Filter the entries below, keeping every line that has the word "التى".

▶ _DATA_:
.....

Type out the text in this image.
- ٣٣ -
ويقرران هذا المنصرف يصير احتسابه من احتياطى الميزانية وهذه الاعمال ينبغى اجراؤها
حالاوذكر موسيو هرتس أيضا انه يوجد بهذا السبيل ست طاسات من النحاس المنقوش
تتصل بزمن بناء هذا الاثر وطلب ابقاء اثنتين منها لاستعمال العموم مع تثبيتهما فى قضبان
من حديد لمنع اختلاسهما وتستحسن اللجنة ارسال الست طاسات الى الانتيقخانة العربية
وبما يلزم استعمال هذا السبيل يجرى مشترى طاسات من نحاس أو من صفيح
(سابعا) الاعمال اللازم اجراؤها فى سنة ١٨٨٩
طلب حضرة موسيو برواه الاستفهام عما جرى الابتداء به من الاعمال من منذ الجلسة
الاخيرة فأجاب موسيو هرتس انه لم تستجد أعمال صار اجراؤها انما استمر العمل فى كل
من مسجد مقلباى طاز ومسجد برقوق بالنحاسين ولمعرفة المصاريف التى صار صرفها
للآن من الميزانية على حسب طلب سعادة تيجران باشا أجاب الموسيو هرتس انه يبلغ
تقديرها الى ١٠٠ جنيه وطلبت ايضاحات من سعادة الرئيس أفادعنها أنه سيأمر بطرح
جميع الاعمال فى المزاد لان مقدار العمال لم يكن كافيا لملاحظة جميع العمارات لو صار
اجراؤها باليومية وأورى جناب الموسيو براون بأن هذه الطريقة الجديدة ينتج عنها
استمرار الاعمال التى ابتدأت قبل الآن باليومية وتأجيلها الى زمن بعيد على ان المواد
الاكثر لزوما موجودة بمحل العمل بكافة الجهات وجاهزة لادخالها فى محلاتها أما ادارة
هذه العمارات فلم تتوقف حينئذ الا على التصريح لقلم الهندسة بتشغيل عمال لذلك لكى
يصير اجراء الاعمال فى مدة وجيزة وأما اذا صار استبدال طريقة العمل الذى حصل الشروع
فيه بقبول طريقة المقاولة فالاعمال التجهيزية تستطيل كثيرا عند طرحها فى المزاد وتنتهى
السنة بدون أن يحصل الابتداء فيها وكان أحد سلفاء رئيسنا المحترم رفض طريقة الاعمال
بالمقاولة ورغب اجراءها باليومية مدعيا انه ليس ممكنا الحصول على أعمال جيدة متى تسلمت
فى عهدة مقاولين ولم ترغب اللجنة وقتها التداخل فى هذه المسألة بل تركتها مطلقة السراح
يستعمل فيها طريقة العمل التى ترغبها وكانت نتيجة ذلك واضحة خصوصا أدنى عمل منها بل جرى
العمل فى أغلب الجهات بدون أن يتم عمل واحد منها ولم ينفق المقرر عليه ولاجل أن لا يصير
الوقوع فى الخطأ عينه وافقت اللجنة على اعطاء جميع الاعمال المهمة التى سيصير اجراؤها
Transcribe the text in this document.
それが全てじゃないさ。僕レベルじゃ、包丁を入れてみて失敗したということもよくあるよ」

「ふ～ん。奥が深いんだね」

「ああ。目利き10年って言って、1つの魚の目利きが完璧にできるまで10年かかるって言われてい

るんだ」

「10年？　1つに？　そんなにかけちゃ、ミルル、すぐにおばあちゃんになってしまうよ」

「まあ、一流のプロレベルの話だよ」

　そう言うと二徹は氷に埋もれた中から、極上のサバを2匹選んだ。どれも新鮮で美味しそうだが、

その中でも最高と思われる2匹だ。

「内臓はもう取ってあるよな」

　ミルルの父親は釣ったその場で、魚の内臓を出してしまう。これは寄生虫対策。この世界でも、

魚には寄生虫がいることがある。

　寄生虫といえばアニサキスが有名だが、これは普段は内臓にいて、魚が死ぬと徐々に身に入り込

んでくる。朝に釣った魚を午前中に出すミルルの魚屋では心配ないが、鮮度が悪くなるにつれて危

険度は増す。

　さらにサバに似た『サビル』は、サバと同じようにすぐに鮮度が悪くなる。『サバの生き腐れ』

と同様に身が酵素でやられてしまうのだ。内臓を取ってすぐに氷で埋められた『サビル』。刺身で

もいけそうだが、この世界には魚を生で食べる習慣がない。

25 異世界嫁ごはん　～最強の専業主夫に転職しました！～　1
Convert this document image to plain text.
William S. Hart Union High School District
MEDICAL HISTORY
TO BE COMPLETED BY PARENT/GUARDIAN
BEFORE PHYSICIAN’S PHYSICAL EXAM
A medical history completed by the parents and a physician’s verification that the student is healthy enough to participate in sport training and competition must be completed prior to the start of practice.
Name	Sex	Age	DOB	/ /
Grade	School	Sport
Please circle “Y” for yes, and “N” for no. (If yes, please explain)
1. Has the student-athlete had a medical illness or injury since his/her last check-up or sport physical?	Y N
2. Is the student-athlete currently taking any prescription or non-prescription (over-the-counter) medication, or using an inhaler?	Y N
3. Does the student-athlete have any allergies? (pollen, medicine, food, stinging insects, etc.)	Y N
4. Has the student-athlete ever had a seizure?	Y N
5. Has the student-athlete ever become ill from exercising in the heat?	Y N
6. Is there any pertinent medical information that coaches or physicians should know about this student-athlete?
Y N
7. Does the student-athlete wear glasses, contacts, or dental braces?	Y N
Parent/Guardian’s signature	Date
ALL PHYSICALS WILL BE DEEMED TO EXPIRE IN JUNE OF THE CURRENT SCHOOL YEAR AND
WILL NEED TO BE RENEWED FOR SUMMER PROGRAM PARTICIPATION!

.....

▶ _FINISHED EXERCISE_:
من مسجد مقلباى طاز ومسجد برقوق بالنحاسين ولمعرفة المصاريف التى صار صرفها
استمرار الاعمال التى ابتدأت قبل الآن باليومية وتأجيلها الى زمن بعيد على ان المواد
يستعمل فيها طريقة العمل التى ترغبها وكانت نتيجة ذلك واضحة خصوصا أدنى عمل منها بل جرى
الوقوع فى الخطأ عينه وافقت اللجنة على اعطاء جميع الاعمال المهمة التى سيصير اجراؤها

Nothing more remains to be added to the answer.